(Data taken from a collection)

— begin —

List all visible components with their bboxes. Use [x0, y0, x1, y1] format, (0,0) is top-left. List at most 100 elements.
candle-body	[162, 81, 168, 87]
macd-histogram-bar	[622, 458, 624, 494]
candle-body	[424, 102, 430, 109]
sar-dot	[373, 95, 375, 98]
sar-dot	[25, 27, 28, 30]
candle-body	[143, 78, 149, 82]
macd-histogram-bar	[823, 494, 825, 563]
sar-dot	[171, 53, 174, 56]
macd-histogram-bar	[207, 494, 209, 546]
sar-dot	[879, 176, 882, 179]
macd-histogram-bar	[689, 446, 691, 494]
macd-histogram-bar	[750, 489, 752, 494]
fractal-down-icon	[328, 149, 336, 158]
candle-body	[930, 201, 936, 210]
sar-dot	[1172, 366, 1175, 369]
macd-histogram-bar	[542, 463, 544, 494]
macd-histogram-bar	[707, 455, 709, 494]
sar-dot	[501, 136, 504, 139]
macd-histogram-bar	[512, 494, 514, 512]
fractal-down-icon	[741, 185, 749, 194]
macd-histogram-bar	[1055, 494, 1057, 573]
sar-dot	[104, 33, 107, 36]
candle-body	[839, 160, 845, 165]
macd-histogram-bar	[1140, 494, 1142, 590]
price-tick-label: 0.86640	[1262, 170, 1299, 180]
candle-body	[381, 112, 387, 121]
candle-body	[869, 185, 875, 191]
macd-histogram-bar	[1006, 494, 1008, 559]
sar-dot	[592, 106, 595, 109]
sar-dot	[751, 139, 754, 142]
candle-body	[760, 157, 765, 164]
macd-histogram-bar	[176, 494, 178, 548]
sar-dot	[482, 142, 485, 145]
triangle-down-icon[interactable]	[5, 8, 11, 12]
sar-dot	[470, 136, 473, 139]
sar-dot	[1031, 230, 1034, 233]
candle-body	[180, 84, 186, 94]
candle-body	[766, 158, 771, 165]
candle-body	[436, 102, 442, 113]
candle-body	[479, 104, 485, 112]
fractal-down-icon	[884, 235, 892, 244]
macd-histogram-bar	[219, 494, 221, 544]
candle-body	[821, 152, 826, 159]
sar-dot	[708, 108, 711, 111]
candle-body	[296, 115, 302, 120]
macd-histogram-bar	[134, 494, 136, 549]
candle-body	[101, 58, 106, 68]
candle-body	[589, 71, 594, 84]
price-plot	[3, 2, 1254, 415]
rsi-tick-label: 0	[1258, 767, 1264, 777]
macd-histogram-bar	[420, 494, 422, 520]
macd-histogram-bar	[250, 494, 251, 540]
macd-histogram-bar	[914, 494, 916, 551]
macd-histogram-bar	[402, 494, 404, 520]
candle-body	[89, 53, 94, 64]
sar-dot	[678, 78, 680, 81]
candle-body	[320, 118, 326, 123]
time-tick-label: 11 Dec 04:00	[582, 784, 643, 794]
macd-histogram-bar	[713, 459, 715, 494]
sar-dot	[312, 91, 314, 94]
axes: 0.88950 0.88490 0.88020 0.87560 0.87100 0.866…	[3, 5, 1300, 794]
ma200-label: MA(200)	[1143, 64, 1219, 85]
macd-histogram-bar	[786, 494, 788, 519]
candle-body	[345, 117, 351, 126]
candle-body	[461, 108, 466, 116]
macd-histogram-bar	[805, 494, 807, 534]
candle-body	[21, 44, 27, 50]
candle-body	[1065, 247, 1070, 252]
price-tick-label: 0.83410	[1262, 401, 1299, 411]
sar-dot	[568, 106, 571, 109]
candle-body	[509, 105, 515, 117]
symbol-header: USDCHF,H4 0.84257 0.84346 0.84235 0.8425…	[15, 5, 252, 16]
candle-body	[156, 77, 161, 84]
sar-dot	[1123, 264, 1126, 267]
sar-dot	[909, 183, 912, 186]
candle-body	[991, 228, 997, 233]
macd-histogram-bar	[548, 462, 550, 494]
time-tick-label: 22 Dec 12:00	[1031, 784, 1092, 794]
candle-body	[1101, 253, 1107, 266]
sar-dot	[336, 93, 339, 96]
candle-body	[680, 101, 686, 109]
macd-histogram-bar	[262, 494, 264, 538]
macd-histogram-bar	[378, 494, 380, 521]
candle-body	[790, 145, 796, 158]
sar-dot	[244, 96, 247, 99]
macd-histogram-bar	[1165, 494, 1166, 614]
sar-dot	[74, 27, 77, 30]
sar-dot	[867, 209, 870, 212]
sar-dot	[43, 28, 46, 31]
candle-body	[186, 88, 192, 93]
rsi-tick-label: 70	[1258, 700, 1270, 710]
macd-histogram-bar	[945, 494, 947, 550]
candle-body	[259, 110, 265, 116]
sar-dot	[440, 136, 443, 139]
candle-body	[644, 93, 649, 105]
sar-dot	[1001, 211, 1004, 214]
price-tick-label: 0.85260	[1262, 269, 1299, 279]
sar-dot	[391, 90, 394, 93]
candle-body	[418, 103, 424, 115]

— end —

** Directions **
Retype every row above line for line, with no changes to any character.

** Response for this exercise **
List all visible components with their bboxes. Use [x0, y0, x1, y1] format, (0,0) is top-left. List at most 100 elements.
candle-body	[162, 81, 168, 87]
macd-histogram-bar	[622, 458, 624, 494]
candle-body	[424, 102, 430, 109]
sar-dot	[373, 95, 375, 98]
sar-dot	[25, 27, 28, 30]
candle-body	[143, 78, 149, 82]
macd-histogram-bar	[823, 494, 825, 563]
sar-dot	[171, 53, 174, 56]
macd-histogram-bar	[207, 494, 209, 546]
sar-dot	[879, 176, 882, 179]
macd-histogram-bar	[689, 446, 691, 494]
macd-histogram-bar	[750, 489, 752, 494]
fractal-down-icon	[328, 149, 336, 158]
candle-body	[930, 201, 936, 210]
sar-dot	[1172, 366, 1175, 369]
macd-histogram-bar	[542, 463, 544, 494]
macd-histogram-bar	[707, 455, 709, 494]
sar-dot	[501, 136, 504, 139]
macd-histogram-bar	[512, 494, 514, 512]
fractal-down-icon	[741, 185, 749, 194]
macd-histogram-bar	[1055, 494, 1057, 573]
sar-dot	[104, 33, 107, 36]
candle-body	[839, 160, 845, 165]
macd-histogram-bar	[1140, 494, 1142, 590]
price-tick-label: 0.86640	[1262, 170, 1299, 180]
candle-body	[381, 112, 387, 121]
candle-body	[869, 185, 875, 191]
macd-histogram-bar	[1006, 494, 1008, 559]
sar-dot	[592, 106, 595, 109]
sar-dot	[751, 139, 754, 142]
candle-body	[760, 157, 765, 164]
macd-histogram-bar	[176, 494, 178, 548]
sar-dot	[482, 142, 485, 145]
triangle-down-icon[interactable]	[5, 8, 11, 12]
sar-dot	[470, 136, 473, 139]
sar-dot	[1031, 230, 1034, 233]
candle-body	[180, 84, 186, 94]
candle-body	[766, 158, 771, 165]
candle-body	[436, 102, 442, 113]
candle-body	[479, 104, 485, 112]
fractal-down-icon	[884, 235, 892, 244]
macd-histogram-bar	[219, 494, 221, 544]
candle-body	[821, 152, 826, 159]
sar-dot	[708, 108, 711, 111]
candle-body	[296, 115, 302, 120]
macd-histogram-bar	[134, 494, 136, 549]
candle-body	[101, 58, 106, 68]
candle-body	[589, 71, 594, 84]
price-plot	[3, 2, 1254, 415]
rsi-tick-label: 0	[1258, 767, 1264, 777]
macd-histogram-bar	[420, 494, 422, 520]
macd-histogram-bar	[250, 494, 251, 540]
macd-histogram-bar	[914, 494, 916, 551]
macd-histogram-bar	[402, 494, 404, 520]
candle-body	[89, 53, 94, 64]
sar-dot	[678, 78, 680, 81]
candle-body	[320, 118, 326, 123]
time-tick-label: 11 Dec 04:00	[582, 784, 643, 794]
macd-histogram-bar	[713, 459, 715, 494]
sar-dot	[312, 91, 314, 94]
axes: 0.88950 0.88490 0.88020 0.87560 0.87100 0.866…	[3, 5, 1300, 794]
ma200-label: MA(200)	[1143, 64, 1219, 85]
macd-histogram-bar	[786, 494, 788, 519]
candle-body	[345, 117, 351, 126]
candle-body	[461, 108, 466, 116]
macd-histogram-bar	[805, 494, 807, 534]
candle-body	[21, 44, 27, 50]
candle-body	[1065, 247, 1070, 252]
price-tick-label: 0.83410	[1262, 401, 1299, 411]
sar-dot	[568, 106, 571, 109]
candle-body	[509, 105, 515, 117]
symbol-header: USDCHF,H4 0.84257 0.84346 0.84235 0.8425…	[15, 5, 252, 16]
candle-body	[156, 77, 161, 84]
sar-dot	[1123, 264, 1126, 267]
sar-dot	[909, 183, 912, 186]
candle-body	[991, 228, 997, 233]
macd-histogram-bar	[548, 462, 550, 494]
time-tick-label: 22 Dec 12:00	[1031, 784, 1092, 794]
candle-body	[1101, 253, 1107, 266]
sar-dot	[336, 93, 339, 96]
candle-body	[680, 101, 686, 109]
macd-histogram-bar	[262, 494, 264, 538]
macd-histogram-bar	[378, 494, 380, 521]
candle-body	[790, 145, 796, 158]
sar-dot	[244, 96, 247, 99]
macd-histogram-bar	[1165, 494, 1166, 614]
sar-dot	[74, 27, 77, 30]
sar-dot	[867, 209, 870, 212]
sar-dot	[43, 28, 46, 31]
candle-body	[186, 88, 192, 93]
rsi-tick-label: 70	[1258, 700, 1270, 710]
macd-histogram-bar	[945, 494, 947, 550]
candle-body	[259, 110, 265, 116]
sar-dot	[440, 136, 443, 139]
candle-body	[644, 93, 649, 105]
sar-dot	[1001, 211, 1004, 214]
price-tick-label: 0.85260	[1262, 269, 1299, 279]
sar-dot	[391, 90, 394, 93]
candle-body	[418, 103, 424, 115]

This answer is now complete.